> _Task directions_
Copy word for word the part of the Chester, Maine article that runs from "- ZIP Code: 04457" up to and including "Metropolitan Statistical Area.".

> _Text provided_
......
- Logo
- Chester Chester
- Coordinates: 45°25′54″N 68°31′08″W﻿ / ﻿45.43167°N 68.51889°W
- Country: United States
- State: Maine
- County: Penobscot

Area
- • Total: 45.83 sq mi (118.70 km^{2})
- • Land: 45.83 sq mi (118.70 km^{2})
- • Water: 0 sq mi (0 km^{2})
- Elevation: 220 ft (67 m)

Population (2020)
- • Total: 549
- • Density: 12/sq mi (4.6/km^{2})
- Time zone: UTC-5 (Eastern (EST))
- • Summer (DST): UTC-4 (EDT)
- ZIP Code: 04457
- Area code: 207
- FIPS code: 23-12525
- GNIS feature ID: 582408
- Website: chesterme.org

= Chester, Maine =

Chester is a town in Penobscot County, Maine, United States. The population was 549 at the 2020 census.

It is part of the Bangor Metropolitan Statistical Area.

==Geography==
According to the United States Census Bureau, the town has a total area of 45.83 sqmi, all land. Chester's well known Pea Ridge is the town's cultural epicenter.

==Demographics==

Historical population
| Census | Pop. | Note | %± |
| 1840 | 277 |  | — |
| 1850 | 340 |  | 22.7% |
| 1860 | 318 |  | −6.5% |
| 1870 | 350 |  | 10.1% |
| 1880 | 362 |  | 3.4% |
| 1890 | 368 |  | 1.7% |
| 1900 | 363 |  | −1.4% |
| 1910 | 349 |  | −3.9% |
| 1920 | 285 |  | −18.3% |
| 1930 | 253 |  | −11.2% |
| 1940 | 258 |  | 2.0% |
| 1950 | 256 |  | −0.8% |
| 1960 | 261 |  | 2.0% |
| 1970 | 255 |  | −2.3% |
| 1980 | 434 |  | 70.2% |
| 1990 | 442 |  | 1.8% |
| 2000 | 525 |  | 18.8% |
| 2010 | 546 |  | 4.0% |
| 2020 | 549 |  | 0.5% |
U.S. Decennial Census

===2010 census===
As of the census of 2010, there were 546 people, 218 households, and 164 families living in the town. The population density was 11.9 PD/sqmi. There were 266 housing units at an average density of 5.8 /sqmi. The racial makeup of the town was 98.7% White, 0.4% Native American, 0.2% Asian, and 0.7% from two or more races. Hispanic or Latino of any race were 0.2% of the population.

There were 218 households, of which 23.4% had children under the age of 18 living with them, 62.4% were married couples living together, 7.8% had a female householder with no husband present, 5.0% had a male householder with no wife present, and 24.8% were non-families. 17.0% of all households were made up of individuals, and 4.1% had someone living alone who was 65 years of age or older. The average household size was 2.50 and the average family size was 2.79.
......
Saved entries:
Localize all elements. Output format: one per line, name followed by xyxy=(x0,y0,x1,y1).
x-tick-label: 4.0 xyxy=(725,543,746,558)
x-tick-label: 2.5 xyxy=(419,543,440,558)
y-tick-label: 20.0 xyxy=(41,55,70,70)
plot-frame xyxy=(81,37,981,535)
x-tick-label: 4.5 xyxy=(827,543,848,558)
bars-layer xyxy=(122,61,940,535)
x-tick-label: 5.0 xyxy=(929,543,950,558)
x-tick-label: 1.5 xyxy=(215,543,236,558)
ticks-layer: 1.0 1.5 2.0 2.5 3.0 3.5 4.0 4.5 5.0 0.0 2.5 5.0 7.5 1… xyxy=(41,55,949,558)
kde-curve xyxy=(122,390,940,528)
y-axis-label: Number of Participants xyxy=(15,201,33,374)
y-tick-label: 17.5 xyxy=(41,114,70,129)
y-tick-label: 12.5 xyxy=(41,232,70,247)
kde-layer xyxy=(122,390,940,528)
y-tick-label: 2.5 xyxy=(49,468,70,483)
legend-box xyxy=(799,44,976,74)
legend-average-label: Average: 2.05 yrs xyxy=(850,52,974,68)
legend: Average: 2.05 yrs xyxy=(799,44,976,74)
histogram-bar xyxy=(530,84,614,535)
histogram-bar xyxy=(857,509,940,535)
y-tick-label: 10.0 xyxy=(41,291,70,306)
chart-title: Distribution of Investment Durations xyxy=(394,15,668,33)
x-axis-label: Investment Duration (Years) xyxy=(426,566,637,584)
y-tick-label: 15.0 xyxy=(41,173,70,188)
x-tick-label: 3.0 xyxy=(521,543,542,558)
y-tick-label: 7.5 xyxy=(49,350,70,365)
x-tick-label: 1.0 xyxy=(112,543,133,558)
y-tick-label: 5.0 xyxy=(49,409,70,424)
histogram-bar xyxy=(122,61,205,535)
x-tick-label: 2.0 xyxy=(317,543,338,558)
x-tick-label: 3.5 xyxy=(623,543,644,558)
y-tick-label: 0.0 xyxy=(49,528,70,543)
......
> _Expected answer_
- ZIP Code: 04457
- Area code: 207
- FIPS code: 23-12525
- GNIS feature ID: 582408
- Website: chesterme.org

= Chester, Maine =

Chester is a town in Penobscot County, Maine, United States. The population was 549 at the 2020 census.

It is part of the Bangor Metropolitan Statistical Area.